++++ Record extracts

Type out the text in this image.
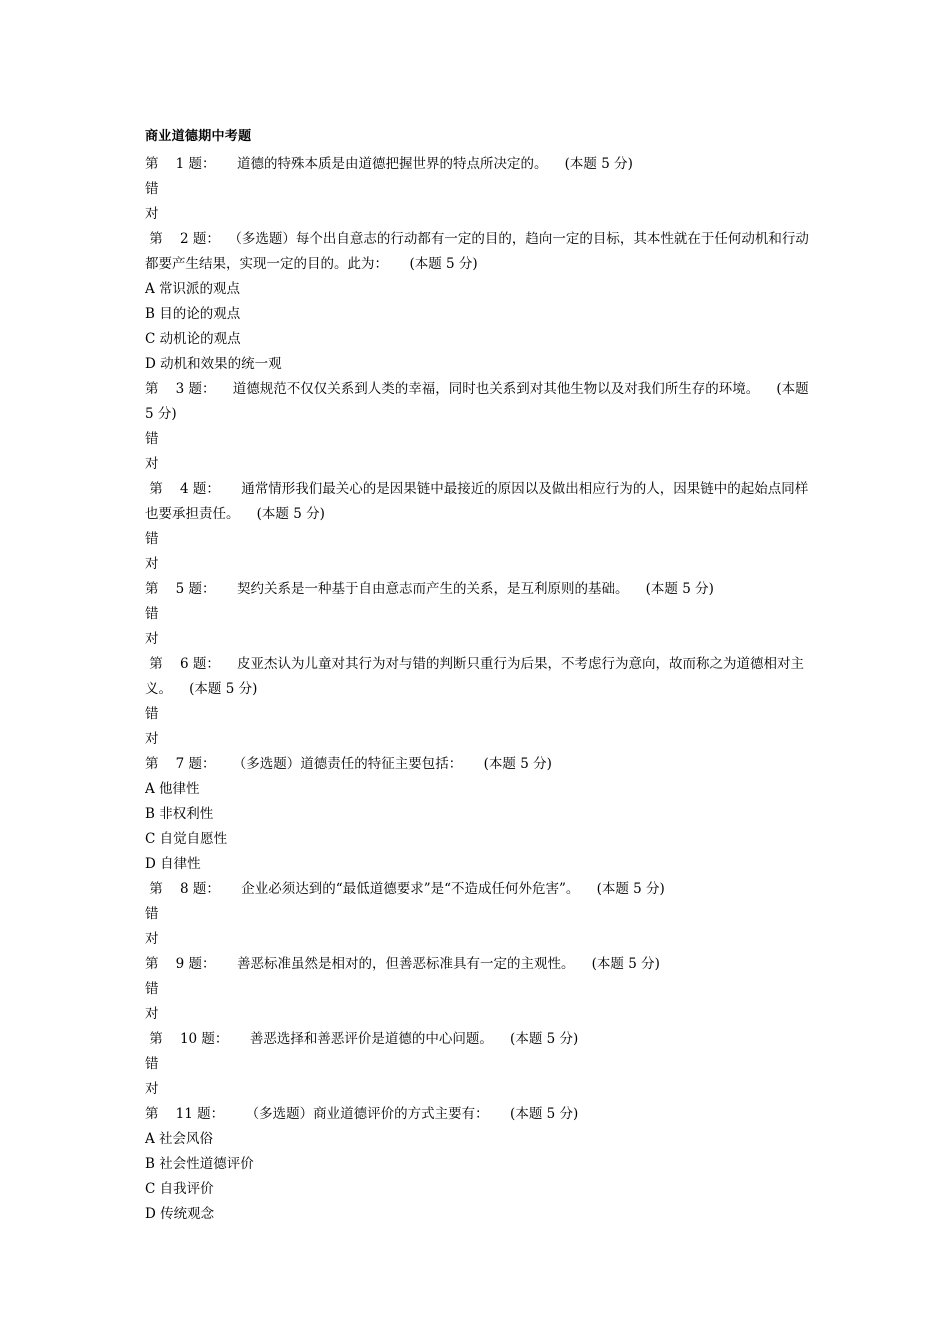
商业道德期中考题
第    1 题：     道德的特殊本质是由道德把握世界的特点所决定的。    (本题 5 分)
错
对
第    2 题：  （多选题）每个出自意志的行动都有一定的目的，趋向一定的目标，其本性就在于任何动机和行动都要产生结果，实现一定的目的。此为：     (本题 5 分)
A 常识派的观点
B 目的论的观点
C 动机论的观点
D 动机和效果的统一观
第    3 题：    道德规范不仅仅关系到人类的幸福，同时也关系到对其他生物以及对我们所生存的环境。    (本题 5 分)
错
对
第    4 题：     通常情形我们最关心的是因果链中最接近的原因以及做出相应行为的人，因果链中的起始点同样也要承担责任。    (本题 5 分)
错
对
第    5 题：     契约关系是一种基于自由意志而产生的关系，是互利原则的基础。    (本题 5 分)
错
对
第    6 题：    皮亚杰认为儿童对其行为对与错的判断只重行为后果，不考虑行为意向，故而称之为道德相对主义。    (本题 5 分)
错
对
第    7 题：    （多选题）道德责任的特征主要包括：     (本题 5 分)
A 他律性
B 非权利性
C 自觉自愿性
D 自律性
第    8 题：     企业必须达到的“最低道德要求”是“不造成任何外危害”。    (本题 5 分)
错
对
第    9 题：     善恶标准虽然是相对的，但善恶标准具有一定的主观性。    (本题 5 分)
错
对
第    10 题：     善恶选择和善恶评价是道德的中心问题。    (本题 5 分)
错
对
第    11 题：     （多选题）商业道德评价的方式主要有：     (本题 5 分)
A 社会风俗
B 社会性道德评价
C 自我评价
D 传统观念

++++++++

• Instructions for the task: Every line is to be duplicated exactly, though pictures stay out.

• Solution to this problem:
Type out the text in this image.
商业道德期中考题
第    1 题：     道德的特殊本质是由道德把握世界的特点所决定的。    (本题 5 分)
错
对
第    2 题：  （多选题）每个出自意志的行动都有一定的目的，趋向一定的目标，其本性就在于任何动机和行动都要产生结果，实现一定的目的。此为：     (本题 5 分)
A 常识派的观点
B 目的论的观点
C 动机论的观点
D 动机和效果的统一观
第    3 题：    道德规范不仅仅关系到人类的幸福，同时也关系到对其他生物以及对我们所生存的环境。    (本题 5 分)
错
对
第    4 题：     通常情形我们最关心的是因果链中最接近的原因以及做出相应行为的人，因果链中的起始点同样也要承担责任。    (本题 5 分)
错
对
第    5 题：     契约关系是一种基于自由意志而产生的关系，是互利原则的基础。    (本题 5 分)
错
对
第    6 题：    皮亚杰认为儿童对其行为对与错的判断只重行为后果，不考虑行为意向，故而称之为道德相对主义。    (本题 5 分)
错
对
第    7 题：    （多选题）道德责任的特征主要包括：     (本题 5 分)
A 他律性
B 非权利性
C 自觉自愿性
D 自律性
第    8 题：     企业必须达到的“最低道德要求”是“不造成任何外危害”。    (本题 5 分)
错
对
第    9 题：     善恶标准虽然是相对的，但善恶标准具有一定的主观性。    (本题 5 分)
错
对
第    10 题：     善恶选择和善恶评价是道德的中心问题。    (本题 5 分)
错
对
第    11 题：     （多选题）商业道德评价的方式主要有：     (本题 5 分)
A 社会风俗
B 社会性道德评价
C 自我评价
D 传统观念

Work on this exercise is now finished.